(Recorded data)
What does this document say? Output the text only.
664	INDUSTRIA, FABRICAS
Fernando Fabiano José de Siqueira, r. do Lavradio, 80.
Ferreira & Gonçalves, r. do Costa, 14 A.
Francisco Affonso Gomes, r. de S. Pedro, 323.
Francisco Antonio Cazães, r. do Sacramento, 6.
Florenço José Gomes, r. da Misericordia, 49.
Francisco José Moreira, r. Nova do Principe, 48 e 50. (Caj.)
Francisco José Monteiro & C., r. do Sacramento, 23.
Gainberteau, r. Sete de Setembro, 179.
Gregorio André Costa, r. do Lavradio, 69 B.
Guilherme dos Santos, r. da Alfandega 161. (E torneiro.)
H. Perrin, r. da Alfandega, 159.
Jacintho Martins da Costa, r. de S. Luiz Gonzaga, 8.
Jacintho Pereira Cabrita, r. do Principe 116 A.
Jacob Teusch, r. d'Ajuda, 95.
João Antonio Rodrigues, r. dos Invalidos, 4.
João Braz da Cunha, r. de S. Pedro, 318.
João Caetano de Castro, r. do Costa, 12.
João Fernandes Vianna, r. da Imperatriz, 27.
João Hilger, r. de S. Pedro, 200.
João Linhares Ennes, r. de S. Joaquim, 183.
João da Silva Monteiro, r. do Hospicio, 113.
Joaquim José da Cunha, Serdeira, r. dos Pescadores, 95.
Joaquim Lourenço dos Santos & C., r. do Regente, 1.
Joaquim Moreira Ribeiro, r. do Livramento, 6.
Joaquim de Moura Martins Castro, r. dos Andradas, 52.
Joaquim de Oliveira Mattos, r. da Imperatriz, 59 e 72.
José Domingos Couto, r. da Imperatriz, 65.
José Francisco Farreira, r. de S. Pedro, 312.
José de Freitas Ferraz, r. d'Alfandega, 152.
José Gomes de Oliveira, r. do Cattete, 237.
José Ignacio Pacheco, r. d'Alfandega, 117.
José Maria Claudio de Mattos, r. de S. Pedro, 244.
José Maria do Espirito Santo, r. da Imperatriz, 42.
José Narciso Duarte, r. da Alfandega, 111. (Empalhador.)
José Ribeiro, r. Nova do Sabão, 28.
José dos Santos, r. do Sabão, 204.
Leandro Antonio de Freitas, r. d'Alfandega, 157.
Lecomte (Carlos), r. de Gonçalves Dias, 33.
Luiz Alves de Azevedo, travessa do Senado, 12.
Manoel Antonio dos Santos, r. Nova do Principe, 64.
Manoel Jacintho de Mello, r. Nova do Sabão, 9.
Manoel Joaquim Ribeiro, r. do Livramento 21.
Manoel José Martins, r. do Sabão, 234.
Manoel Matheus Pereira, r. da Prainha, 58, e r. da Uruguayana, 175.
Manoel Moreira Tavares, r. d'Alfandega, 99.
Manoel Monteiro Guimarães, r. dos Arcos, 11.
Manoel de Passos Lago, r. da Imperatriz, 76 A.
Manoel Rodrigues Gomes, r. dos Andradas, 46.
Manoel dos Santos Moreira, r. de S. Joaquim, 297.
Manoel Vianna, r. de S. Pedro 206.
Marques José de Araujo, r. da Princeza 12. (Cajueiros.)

Work to be completed: Exactly reproduce all of the entries above.

Solution for this exercise:
What does this document say? Output the text only.
664	INDUSTRIA, FABRICAS
Fernando Fabiano José de Siqueira, r. do Lavradio, 80.
Ferreira & Gonçalves, r. do Costa, 14 A.
Francisco Affonso Gomes, r. de S. Pedro, 323.
Francisco Antonio Cazães, r. do Sacramento, 6.
Florenço José Gomes, r. da Misericordia, 49.
Francisco José Moreira, r. Nova do Principe, 48 e 50. (Caj.)
Francisco José Monteiro & C., r. do Sacramento, 23.
Gainberteau, r. Sete de Setembro, 179.
Gregorio André Costa, r. do Lavradio, 69 B.
Guilherme dos Santos, r. da Alfandega 161. (E torneiro.)
H. Perrin, r. da Alfandega, 159.
Jacintho Martins da Costa, r. de S. Luiz Gonzaga, 8.
Jacintho Pereira Cabrita, r. do Principe 116 A.
Jacob Teusch, r. d'Ajuda, 95.
João Antonio Rodrigues, r. dos Invalidos, 4.
João Braz da Cunha, r. de S. Pedro, 318.
João Caetano de Castro, r. do Costa, 12.
João Fernandes Vianna, r. da Imperatriz, 27.
João Hilger, r. de S. Pedro, 200.
João Linhares Ennes, r. de S. Joaquim, 183.
João da Silva Monteiro, r. do Hospicio, 113.
Joaquim José da Cunha, Serdeira, r. dos Pescadores, 95.
Joaquim Lourenço dos Santos & C., r. do Regente, 1.
Joaquim Moreira Ribeiro, r. do Livramento, 6.
Joaquim de Moura Martins Castro, r. dos Andradas, 52.
Joaquim de Oliveira Mattos, r. da Imperatriz, 59 e 72.
José Domingos Couto, r. da Imperatriz, 65.
José Francisco Farreira, r. de S. Pedro, 312.
José de Freitas Ferraz, r. d'Alfandega, 152.
José Gomes de Oliveira, r. do Cattete, 237.
José Ignacio Pacheco, r. d'Alfandega, 117.
José Maria Claudio de Mattos, r. de S. Pedro, 244.
José Maria do Espirito Santo, r. da Imperatriz, 42.
José Narciso Duarte, r. da Alfandega, 111. (Empalhador.)
José Ribeiro, r. Nova do Sabão, 28.
José dos Santos, r. do Sabão, 204.
Leandro Antonio de Freitas, r. d'Alfandega, 157.
Lecomte (Carlos), r. de Gonçalves Dias, 33.
Luiz Alves de Azevedo, travessa do Senado, 12.
Manoel Antonio dos Santos, r. Nova do Principe, 64.
Manoel Jacintho de Mello, r. Nova do Sabão, 9.
Manoel Joaquim Ribeiro, r. do Livramento 21.
Manoel José Martins, r. do Sabão, 234.
Manoel Matheus Pereira, r. da Prainha, 58, e r. da Uruguayana, 175.
Manoel Moreira Tavares, r. d'Alfandega, 99.
Manoel Monteiro Guimarães, r. dos Arcos, 11.
Manoel de Passos Lago, r. da Imperatriz, 76 A.
Manoel Rodrigues Gomes, r. dos Andradas, 46.
Manoel dos Santos Moreira, r. de S. Joaquim, 297.
Manoel Vianna, r. de S. Pedro 206.
Marques José de Araujo, r. da Princeza 12. (Cajueiros.)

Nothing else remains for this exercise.